◆ STATED EXERCISE
Provide an exact reproduction of every entry.

◆ MATERIAL TO PROCESS
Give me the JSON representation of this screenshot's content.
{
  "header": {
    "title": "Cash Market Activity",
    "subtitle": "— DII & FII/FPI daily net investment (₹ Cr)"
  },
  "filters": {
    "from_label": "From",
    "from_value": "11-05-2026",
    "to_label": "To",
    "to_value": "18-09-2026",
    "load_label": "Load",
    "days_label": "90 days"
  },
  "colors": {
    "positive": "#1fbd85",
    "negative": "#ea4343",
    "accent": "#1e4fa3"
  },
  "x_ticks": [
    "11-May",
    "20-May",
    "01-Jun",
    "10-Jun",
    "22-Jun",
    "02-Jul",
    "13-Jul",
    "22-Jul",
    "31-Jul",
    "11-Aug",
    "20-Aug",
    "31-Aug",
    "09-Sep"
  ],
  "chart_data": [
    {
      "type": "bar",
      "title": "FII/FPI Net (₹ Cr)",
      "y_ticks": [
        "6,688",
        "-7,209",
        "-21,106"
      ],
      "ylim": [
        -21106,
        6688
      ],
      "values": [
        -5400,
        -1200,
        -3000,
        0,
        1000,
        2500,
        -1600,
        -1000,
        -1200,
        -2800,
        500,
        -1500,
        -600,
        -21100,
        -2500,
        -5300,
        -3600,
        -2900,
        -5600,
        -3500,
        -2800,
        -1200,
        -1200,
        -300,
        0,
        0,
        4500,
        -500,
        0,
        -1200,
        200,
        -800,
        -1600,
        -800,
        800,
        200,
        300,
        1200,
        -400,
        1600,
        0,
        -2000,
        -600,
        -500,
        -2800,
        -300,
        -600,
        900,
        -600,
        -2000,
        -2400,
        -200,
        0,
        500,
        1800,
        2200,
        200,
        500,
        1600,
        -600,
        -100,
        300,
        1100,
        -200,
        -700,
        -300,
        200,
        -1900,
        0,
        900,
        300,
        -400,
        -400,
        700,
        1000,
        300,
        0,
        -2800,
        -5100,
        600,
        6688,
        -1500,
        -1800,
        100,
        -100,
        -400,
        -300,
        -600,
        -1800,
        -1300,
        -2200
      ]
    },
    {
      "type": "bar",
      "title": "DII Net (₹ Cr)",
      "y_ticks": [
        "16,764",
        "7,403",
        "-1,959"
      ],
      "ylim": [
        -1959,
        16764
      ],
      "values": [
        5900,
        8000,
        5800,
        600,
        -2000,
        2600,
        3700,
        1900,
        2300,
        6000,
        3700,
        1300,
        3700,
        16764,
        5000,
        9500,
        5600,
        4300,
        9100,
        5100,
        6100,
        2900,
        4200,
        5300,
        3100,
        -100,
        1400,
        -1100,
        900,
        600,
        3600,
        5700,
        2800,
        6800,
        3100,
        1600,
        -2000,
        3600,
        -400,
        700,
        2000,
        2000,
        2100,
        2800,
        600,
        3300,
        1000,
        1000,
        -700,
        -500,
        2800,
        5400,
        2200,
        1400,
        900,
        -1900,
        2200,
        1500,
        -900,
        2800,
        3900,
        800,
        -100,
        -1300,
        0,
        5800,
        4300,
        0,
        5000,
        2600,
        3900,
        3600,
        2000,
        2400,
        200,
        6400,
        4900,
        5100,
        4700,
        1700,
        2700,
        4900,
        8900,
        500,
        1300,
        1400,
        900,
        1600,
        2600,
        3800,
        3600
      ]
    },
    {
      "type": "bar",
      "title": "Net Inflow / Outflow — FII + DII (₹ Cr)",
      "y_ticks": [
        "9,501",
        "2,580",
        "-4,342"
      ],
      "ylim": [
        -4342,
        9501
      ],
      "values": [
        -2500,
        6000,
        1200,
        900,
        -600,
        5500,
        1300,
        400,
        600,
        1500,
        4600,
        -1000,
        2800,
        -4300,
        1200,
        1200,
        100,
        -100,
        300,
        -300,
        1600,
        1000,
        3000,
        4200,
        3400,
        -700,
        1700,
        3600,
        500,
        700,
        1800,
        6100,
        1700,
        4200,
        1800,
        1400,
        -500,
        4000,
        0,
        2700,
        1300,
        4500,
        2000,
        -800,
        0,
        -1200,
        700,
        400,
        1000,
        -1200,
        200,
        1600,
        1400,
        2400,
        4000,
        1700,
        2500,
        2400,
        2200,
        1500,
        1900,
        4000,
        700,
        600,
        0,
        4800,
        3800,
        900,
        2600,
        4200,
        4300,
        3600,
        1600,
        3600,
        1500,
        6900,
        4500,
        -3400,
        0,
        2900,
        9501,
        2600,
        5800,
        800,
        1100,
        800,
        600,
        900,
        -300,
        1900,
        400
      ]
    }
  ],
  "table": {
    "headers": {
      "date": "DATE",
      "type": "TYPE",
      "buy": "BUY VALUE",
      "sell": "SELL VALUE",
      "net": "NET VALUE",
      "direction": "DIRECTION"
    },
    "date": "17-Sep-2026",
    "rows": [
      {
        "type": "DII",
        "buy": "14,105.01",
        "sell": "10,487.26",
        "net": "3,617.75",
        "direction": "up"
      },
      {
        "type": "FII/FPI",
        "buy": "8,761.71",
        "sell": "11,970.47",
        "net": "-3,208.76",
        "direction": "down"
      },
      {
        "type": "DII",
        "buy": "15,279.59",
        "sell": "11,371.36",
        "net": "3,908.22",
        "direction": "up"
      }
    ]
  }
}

◆ CORRECT RESULT
Give me the JSON representation of this screenshot's content.
{
  "header": {
    "title": "Cash Market Activity",
    "subtitle": "— DII & FII/FPI daily net investment (₹ Cr)"
  },
  "filters": {
    "from_label": "From",
    "from_value": "11-05-2026",
    "to_label": "To",
    "to_value": "18-09-2026",
    "load_label": "Load",
    "days_label": "90 days"
  },
  "colors": {
    "positive": "#1fbd85",
    "negative": "#ea4343",
    "accent": "#1e4fa3"
  },
  "x_ticks": [
    "11-May",
    "20-May",
    "01-Jun",
    "10-Jun",
    "22-Jun",
    "02-Jul",
    "13-Jul",
    "22-Jul",
    "31-Jul",
    "11-Aug",
    "20-Aug",
    "31-Aug",
    "09-Sep"
  ],
  "chart_data": [
    {
      "type": "bar",
      "title": "FII/FPI Net (₹ Cr)",
      "y_ticks": [
        "6,688",
        "-7,209",
        "-21,106"
      ],
      "ylim": [
        -21106,
        6688
      ],
      "values": [
        -5400,
        -1200,
        -3000,
        0,
        1000,
        2500,
        -1600,
        -1000,
        -1200,
        -2800,
        500,
        -1500,
        -600,
        -21100,
        -2500,
        -5300,
        -3600,
        -2900,
        -5600,
        -3500,
        -2800,
        -1200,
        -1200,
        -300,
        0,
        0,
        4500,
        -500,
        0,
        -1200,
        200,
        -800,
        -1600,
        -800,
        800,
        200,
        300,
        1200,
        -400,
        1600,
        0,
        -2000,
        -600,
        -500,
        -2800,
        -300,
        -600,
        900,
        -600,
        -2000,
        -2400,
        -200,
        0,
        500,
        1800,
        2200,
        200,
        500,
        1600,
        -600,
        -100,
        300,
        1100,
        -200,
        -700,
        -300,
        200,
        -1900,
        0,
        900,
        300,
        -400,
        -400,
        700,
        1000,
        300,
        0,
        -2800,
        -5100,
        600,
        6688,
        -1500,
        -1800,
        100,
        -100,
        -400,
        -300,
        -600,
        -1800,
        -1300,
        -2200
      ]
    },
    {
      "type": "bar",
      "title": "DII Net (₹ Cr)",
      "y_ticks": [
        "16,764",
        "7,403",
        "-1,959"
      ],
      "ylim": [
        -1959,
        16764
      ],
      "values": [
        5900,
        8000,
        5800,
        600,
        -2000,
        2600,
        3700,
        1900,
        2300,
        6000,
        3700,
        1300,
        3700,
        16764,
        5000,
        9500,
        5600,
        4300,
        9100,
        5100,
        6100,
        2900,
        4200,
        5300,
        3100,
        -100,
        1400,
        -1100,
        900,
        600,
        3600,
        5700,
        2800,
        6800,
        3100,
        1600,
        -2000,
        3600,
        -400,
        700,
        2000,
        2000,
        2100,
        2800,
        600,
        3300,
        1000,
        1000,
        -700,
        -500,
        2800,
        5400,
        2200,
        1400,
        900,
        -1900,
        2200,
        1500,
        -900,
        2800,
        3900,
        800,
        -100,
        -1300,
        0,
        5800,
        4300,
        0,
        5000,
        2600,
        3900,
        3600,
        2000,
        2400,
        200,
        6400,
        4900,
        5100,
        4700,
        1700,
        2700,
        4900,
        8900,
        500,
        1300,
        1400,
        900,
        1600,
        2600,
        3800,
        3600
      ]
    },
    {
      "type": "bar",
      "title": "Net Inflow / Outflow — FII + DII (₹ Cr)",
      "y_ticks": [
        "9,501",
        "2,580",
        "-4,342"
      ],
      "ylim": [
        -4342,
        9501
      ],
      "values": [
        -2500,
        6000,
        1200,
        900,
        -600,
        5500,
        1300,
        400,
        600,
        1500,
        4600,
        -1000,
        2800,
        -4300,
        1200,
        1200,
        100,
        -100,
        300,
        -300,
        1600,
        1000,
        3000,
        4200,
        3400,
        -700,
        1700,
        3600,
        500,
        700,
        1800,
        6100,
        1700,
        4200,
        1800,
        1400,
        -500,
        4000,
        0,
        2700,
        1300,
        4500,
        2000,
        -800,
        0,
        -1200,
        700,
        400,
        1000,
        -1200,
        200,
        1600,
        1400,
        2400,
        4000,
        1700,
        2500,
        2400,
        2200,
        1500,
        1900,
        4000,
        700,
        600,
        0,
        4800,
        3800,
        900,
        2600,
        4200,
        4300,
        3600,
        1600,
        3600,
        1500,
        6900,
        4500,
        -3400,
        0,
        2900,
        9501,
        2600,
        5800,
        800,
        1100,
        800,
        600,
        900,
        -300,
        1900,
        400
      ]
    }
  ],
  "table": {
    "headers": {
      "date": "DATE",
      "type": "TYPE",
      "buy": "BUY VALUE",
      "sell": "SELL VALUE",
      "net": "NET VALUE",
      "direction": "DIRECTION"
    },
    "date": "17-Sep-2026",
    "rows": [
      {
        "type": "DII",
        "buy": "14,105.01",
        "sell": "10,487.26",
        "net": "3,617.75",
        "direction": "up"
      },
      {
        "type": "FII/FPI",
        "buy": "8,761.71",
        "sell": "11,970.47",
        "net": "-3,208.76",
        "direction": "down"
      },
      {
        "type": "DII",
        "buy": "15,279.59",
        "sell": "11,371.36",
        "net": "3,908.22",
        "direction": "up"
      }
    ]
  }
}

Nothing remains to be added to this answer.